**INSTRUCTIONS TO FOLLOW:** Give only the number of lines below that contain the word "Based".

--- start ---

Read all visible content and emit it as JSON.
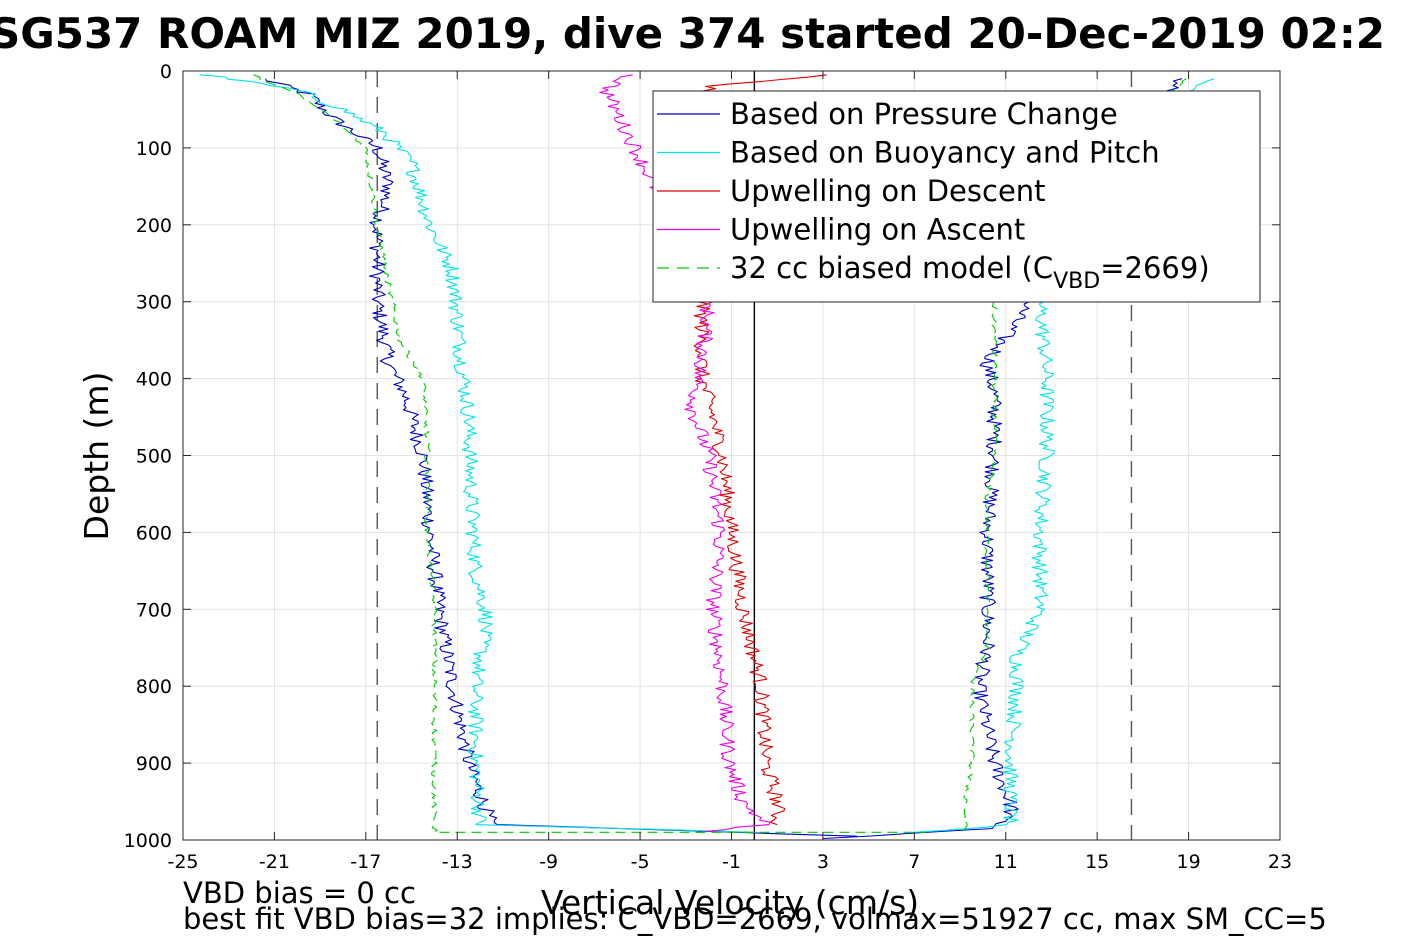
{
  "chart_data": {
    "type": "line",
    "title": "SG537 ROAM MIZ 2019, dive 374 started 20-Dec-2019 02:2",
    "xlabel": "Vertical Velocity (cm/s)",
    "ylabel": "Depth (m)",
    "xlim": [
      -25,
      23
    ],
    "ylim": [
      1000,
      0
    ],
    "y_reversed": true,
    "grid": true,
    "x_ticks": [
      -25,
      -21,
      -17,
      -13,
      -9,
      -5,
      -1,
      3,
      7,
      11,
      15,
      19,
      23
    ],
    "y_ticks": [
      0,
      100,
      200,
      300,
      400,
      500,
      600,
      700,
      800,
      900,
      1000
    ],
    "legend_position": "top-right",
    "reference_lines": [
      {
        "x": -16.5,
        "style": "dashed",
        "color": "#555555"
      },
      {
        "x": 16.5,
        "style": "dashed",
        "color": "#555555"
      },
      {
        "x": 0,
        "style": "solid",
        "color": "#000000"
      }
    ],
    "series": [
      {
        "name": "Based on Pressure Change",
        "color": "#0000cc",
        "style": "solid",
        "descent": [
          [
            -21.5,
            10
          ],
          [
            -19.5,
            30
          ],
          [
            -18.5,
            60
          ],
          [
            -16.5,
            100
          ],
          [
            -16,
            150
          ],
          [
            -16.5,
            200
          ],
          [
            -16.5,
            300
          ],
          [
            -16,
            380
          ],
          [
            -15.3,
            420
          ],
          [
            -14.5,
            500
          ],
          [
            -14.2,
            600
          ],
          [
            -13.8,
            700
          ],
          [
            -13.2,
            800
          ],
          [
            -12.5,
            900
          ],
          [
            -11.5,
            980
          ],
          [
            4.5,
            995
          ]
        ],
        "ascent": [
          [
            18.5,
            10
          ],
          [
            17.5,
            60
          ],
          [
            12,
            300
          ],
          [
            10.2,
            380
          ],
          [
            10.5,
            420
          ],
          [
            10.5,
            500
          ],
          [
            10.2,
            600
          ],
          [
            10.2,
            700
          ],
          [
            10.2,
            750
          ],
          [
            9.8,
            800
          ],
          [
            10.5,
            900
          ],
          [
            11.3,
            960
          ],
          [
            10.5,
            985
          ],
          [
            3,
            998
          ]
        ]
      },
      {
        "name": "Based on Buoyancy and Pitch",
        "color": "#00e5e5",
        "style": "solid",
        "descent": [
          [
            -24,
            5
          ],
          [
            -20,
            25
          ],
          [
            -18,
            50
          ],
          [
            -16.2,
            80
          ],
          [
            -15,
            120
          ],
          [
            -14.2,
            200
          ],
          [
            -13.2,
            260
          ],
          [
            -12.8,
            380
          ],
          [
            -12.5,
            450
          ],
          [
            -12.4,
            550
          ],
          [
            -12.2,
            650
          ],
          [
            -11.7,
            710
          ],
          [
            -12.2,
            800
          ],
          [
            -12.2,
            900
          ],
          [
            -12,
            980
          ],
          [
            0,
            990
          ]
        ],
        "ascent": [
          [
            20,
            10
          ],
          [
            18,
            40
          ],
          [
            12.5,
            300
          ],
          [
            12.8,
            400
          ],
          [
            12.8,
            500
          ],
          [
            12.5,
            600
          ],
          [
            12.5,
            700
          ],
          [
            11.5,
            760
          ],
          [
            11.5,
            800
          ],
          [
            11.2,
            900
          ],
          [
            11.2,
            980
          ],
          [
            7,
            990
          ]
        ]
      },
      {
        "name": "Upwelling on Descent",
        "color": "#e00000",
        "style": "solid",
        "descent": [
          [
            3,
            5
          ],
          [
            -2,
            20
          ],
          [
            -2.3,
            300
          ],
          [
            -2.3,
            400
          ],
          [
            -1.8,
            450
          ],
          [
            -1.4,
            500
          ],
          [
            -1,
            600
          ],
          [
            -0.5,
            700
          ],
          [
            0.3,
            800
          ],
          [
            0.5,
            900
          ],
          [
            1,
            950
          ],
          [
            1,
            980
          ]
        ]
      },
      {
        "name": "Upwelling on Ascent",
        "color": "#ee00ee",
        "style": "solid",
        "descent": [
          [
            -5.5,
            5
          ],
          [
            -6.5,
            25
          ],
          [
            -2,
            290
          ],
          [
            -2.2,
            360
          ],
          [
            -2.7,
            440
          ],
          [
            -2,
            500
          ],
          [
            -1.5,
            600
          ],
          [
            -1.8,
            700
          ],
          [
            -1.4,
            800
          ],
          [
            -1.1,
            900
          ],
          [
            -0.5,
            950
          ],
          [
            0.5,
            980
          ],
          [
            -2.5,
            990
          ]
        ]
      },
      {
        "name": "32 cc biased model (C_VBD=2669)",
        "color": "#00cc00",
        "style": "dashed",
        "descent": [
          [
            -22,
            5
          ],
          [
            -20,
            30
          ],
          [
            -18.5,
            60
          ],
          [
            -17,
            100
          ],
          [
            -16.5,
            200
          ],
          [
            -16,
            280
          ],
          [
            -15.5,
            350
          ],
          [
            -14.5,
            400
          ],
          [
            -14.3,
            500
          ],
          [
            -14.3,
            600
          ],
          [
            -14,
            700
          ],
          [
            -14,
            800
          ],
          [
            -14,
            900
          ],
          [
            -14,
            990
          ],
          [
            7.5,
            990
          ]
        ],
        "ascent": [
          [
            19,
            10
          ],
          [
            17,
            50
          ],
          [
            10.5,
            300
          ],
          [
            10.5,
            400
          ],
          [
            10.5,
            450
          ],
          [
            10.5,
            500
          ],
          [
            10.2,
            550
          ],
          [
            10.2,
            650
          ],
          [
            10.2,
            750
          ],
          [
            9.5,
            800
          ],
          [
            9.5,
            900
          ],
          [
            9.2,
            960
          ],
          [
            9.2,
            990
          ]
        ]
      }
    ]
  },
  "legend": {
    "entries": [
      {
        "label": "Based on Pressure Change",
        "color": "#0000cc",
        "dash": ""
      },
      {
        "label": "Based on Buoyancy and Pitch",
        "color": "#00e5e5",
        "dash": ""
      },
      {
        "label": "Upwelling on Descent",
        "color": "#e00000",
        "dash": ""
      },
      {
        "label": "Upwelling on Ascent",
        "color": "#ee00ee",
        "dash": ""
      },
      {
        "label": "32 cc biased model (C",
        "sub": "VBD",
        "suffix": "=2669)",
        "color": "#00cc00",
        "dash": "12,8"
      }
    ]
  },
  "notes": {
    "bias": "VBD bias = 0 cc",
    "best_fit": "best fit VBD bias=32 implies: C_VBD=2669, volmax=51927 cc, max SM_CC=5"
  }
}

--- end ---

**SOLUTION:** 4